◆ Text segment ◆

Start

I’ve found RFID tags already on a few items I’ve taken home from the supermarket. At first glance, the ones I’ve found look like stickers with the old, reliable zebra-stripe bar codes printed on top. But these are unusually thick for paper labels. Examine one a little more closely and you might find the outline of a square, maybe an inch across, stamped out of very thin metal. It’s actually about a half-dozen squares, nesting one inside the other. That’s an antenna for communicating with a tag reader.

RFID tags are a lot like the zebra-stripe bar codes that a checker scans at the supermarket. Yet they don’t need line-of-sight access to a tag reader. Scanners can detect RFID tags by coming within a short distance of them. One of the scanners supplied by Wireless Facilities has a range of 25 feet (that’s the AR400 manufactured by Symbol Technologies Inc., of Holtsville, N.Y. In all, Wireless Facilities has the Pentagon’s blessing to sell RFID scanners made by three vendors and do systems integration work on them.).

Another advantage of using RFID tags is that each tag has an individual code and can help an owner identify products down to the individual unit. It’s as if every box of cereal on the store shelf had its own, unique serial number.

End

◆ Dataset records ◆
Start

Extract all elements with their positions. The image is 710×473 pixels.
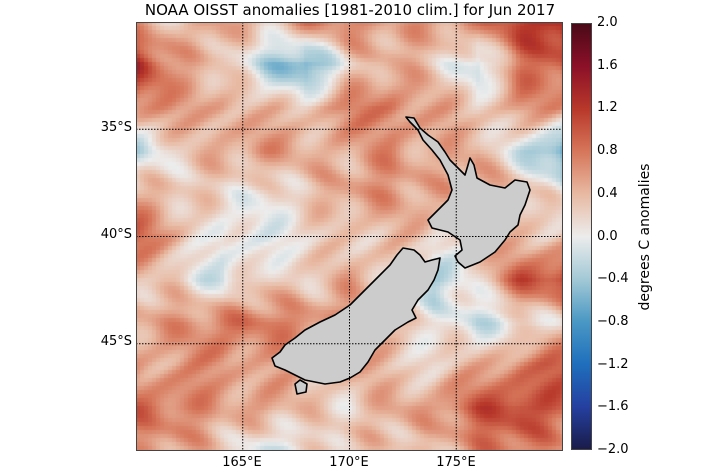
x-tick-label: 165°E — [222, 455, 262, 470]
colorbar-tick-label: −0.4 — [597, 271, 629, 287]
colorbar-tick-label: −1.2 — [597, 356, 629, 372]
y-tick-label: 35°S — [100, 120, 132, 135]
north-island — [405, 116, 531, 269]
y-tick-label: 45°S — [100, 334, 132, 349]
colorbar-tick-label: 1.2 — [597, 100, 618, 116]
south-island — [271, 247, 441, 385]
colorbar-tick-label: 2.0 — [597, 15, 618, 30]
colorbar-label: degrees C anomalies — [637, 163, 653, 311]
map-plot-area — [136, 22, 563, 451]
colorbar-tick-label: 0.0 — [597, 228, 618, 244]
colorbar-tick-label: 0.8 — [597, 143, 618, 159]
colorbar-tick-label: 1.6 — [597, 57, 618, 73]
colorbar-tick-label: 0.4 — [597, 185, 618, 201]
map-overlay — [136, 22, 563, 451]
x-tick-label: 170°E — [329, 455, 369, 470]
colorbar-tick-label: −1.6 — [597, 399, 629, 415]
colorbar-tick-label: −0.8 — [597, 313, 629, 329]
colorbar-tick-label: −2.0 — [597, 442, 629, 457]
y-tick-label: 40°S — [100, 227, 132, 242]
x-tick-label: 175°E — [436, 455, 476, 470]
colorbar — [571, 23, 592, 450]
chart-title: NOAA OISST anomalies [1981-2010 clim.] f… — [144, 1, 556, 19]
graticule — [136, 22, 563, 451]
map-frame — [136, 22, 563, 451]
stewart-island — [294, 379, 308, 395]
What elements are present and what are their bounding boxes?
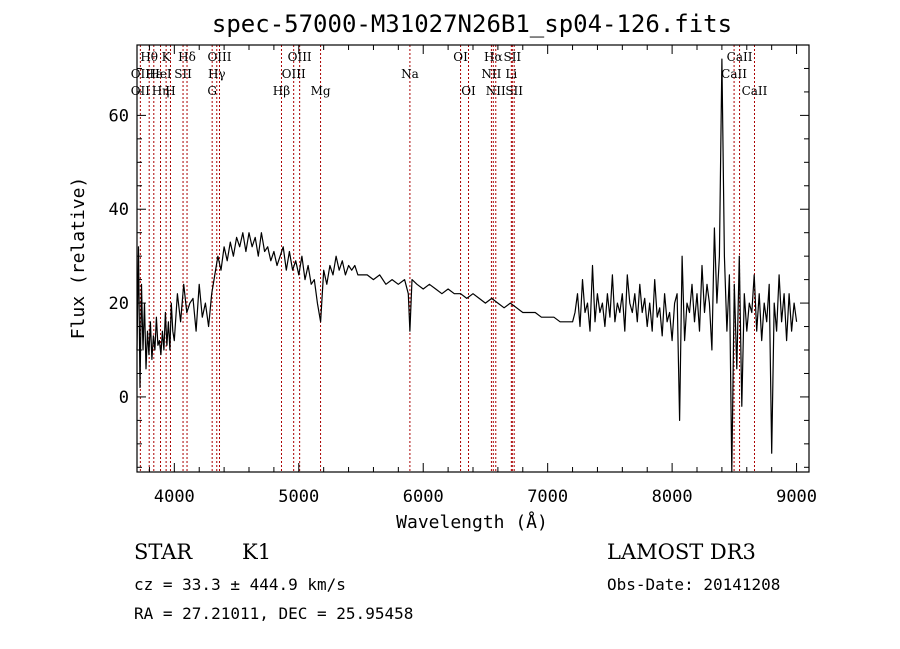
x-tick-label: 7000	[527, 487, 568, 507]
x-tick-label: 4000	[154, 487, 195, 507]
survey-name: LAMOST DR3	[607, 540, 756, 564]
line-label: SII	[174, 67, 192, 81]
coordinates: RA = 27.21011, DEC = 25.95458	[134, 604, 414, 623]
x-tick-label: 8000	[652, 487, 693, 507]
y-tick-label: 0	[119, 388, 129, 408]
line-label: Mg	[311, 84, 331, 98]
line-label: Li	[505, 67, 517, 81]
chart-title: spec-57000-M31027N26B1_sp04-126.fits	[212, 10, 732, 38]
line-label: Na	[401, 67, 419, 81]
x-tick-label: 6000	[403, 487, 444, 507]
plot-frame	[136, 44, 810, 473]
line-label: Hδ	[178, 50, 196, 64]
line-label: OII	[131, 84, 151, 98]
line-label: NII	[481, 67, 501, 81]
y-tick-label: 20	[109, 294, 129, 314]
line-label: OIII	[282, 67, 306, 81]
line-label: H	[165, 84, 175, 98]
x-axis-label: Wavelength (Å)	[396, 511, 548, 533]
line-label: CaII	[742, 84, 768, 98]
line-label: Hβ	[273, 84, 290, 98]
line-label: OI	[453, 50, 468, 64]
line-label: K	[162, 50, 172, 64]
line-markers	[139, 45, 755, 472]
line-label: SII	[503, 50, 521, 64]
line-label: OIII	[288, 50, 312, 64]
line-label: OI	[461, 84, 476, 98]
object-class: STAR	[134, 540, 193, 564]
object-subclass: K1	[242, 540, 272, 564]
line-label: NII	[486, 84, 506, 98]
line-label: OII	[131, 67, 151, 81]
line-label: Hγ	[208, 67, 226, 81]
x-tick-label: 9000	[776, 487, 817, 507]
y-tick-label: 40	[109, 200, 129, 220]
y-axis-label: Flux (relative)	[68, 177, 89, 340]
y-axis-ticks: 0 20 40 60	[109, 44, 809, 468]
redshift-info: cz = 33.3 ± 444.9 km/s	[134, 575, 346, 594]
line-label: OIII	[207, 50, 231, 64]
y-tick-label: 60	[109, 106, 129, 126]
spectrum-line	[136, 58, 798, 473]
line-label: CaII	[721, 67, 747, 81]
line-label: Hη	[152, 84, 170, 98]
line-label: SII	[505, 84, 523, 98]
line-label: Hθ	[140, 50, 158, 64]
line-label: CaII	[727, 50, 753, 64]
line-label: Hε	[145, 67, 162, 81]
x-axis-ticks: 4000 5000 6000 7000 8000 9000	[148, 45, 817, 507]
line-label: HeI	[149, 67, 172, 81]
x-tick-label: 5000	[278, 487, 319, 507]
obs-date: Obs-Date: 20141208	[607, 575, 781, 594]
line-label: Hα	[484, 50, 503, 64]
line-label: G	[207, 84, 217, 98]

End

◆ Directions ◆
1. For the RFID text, decide whether each statement agrees with it, answering yes or no and quoting the deciding words: (a) A scanner supplied by Wireless Facilities can read tags from 25 feet away. (b) RFID tags need line-of-sight access to a tag reader. (c) The antenna on a tag is a single metal square.
2. In the listing, reproduce the lines beginning with the one that contains "x-tick-label: 165°E — [222, 455, 262, 470]" and continuing through the one that contains "colorbar — [571, 23, 592, 450]".

◆ Full answers ◆
1.
(a) Yes: "One of the scanners supplied by Wireless Facilities has a range of 25 feet"
(b) No: "Yet they don’t need line-of-sight access to a tag reader."
(c) No: "It’s actually about a half-dozen squares, nesting one inside the other."

2.
x-tick-label: 165°E — [222, 455, 262, 470]
colorbar-tick-label: −0.4 — [597, 271, 629, 287]
colorbar-tick-label: −1.2 — [597, 356, 629, 372]
y-tick-label: 35°S — [100, 120, 132, 135]
north-island — [405, 116, 531, 269]
y-tick-label: 45°S — [100, 334, 132, 349]
colorbar-tick-label: 1.2 — [597, 100, 618, 116]
south-island — [271, 247, 441, 385]
colorbar-tick-label: 2.0 — [597, 15, 618, 30]
colorbar-label: degrees C anomalies — [637, 163, 653, 311]
map-plot-area — [136, 22, 563, 451]
colorbar-tick-label: 0.0 — [597, 228, 618, 244]
colorbar-tick-label: 0.8 — [597, 143, 618, 159]
colorbar-tick-label: 1.6 — [597, 57, 618, 73]
colorbar-tick-label: 0.4 — [597, 185, 618, 201]
map-overlay — [136, 22, 563, 451]
x-tick-label: 170°E — [329, 455, 369, 470]
colorbar-tick-label: −1.6 — [597, 399, 629, 415]
colorbar-tick-label: −0.8 — [597, 313, 629, 329]
colorbar-tick-label: −2.0 — [597, 442, 629, 457]
y-tick-label: 40°S — [100, 227, 132, 242]
x-tick-label: 175°E — [436, 455, 476, 470]
colorbar — [571, 23, 592, 450]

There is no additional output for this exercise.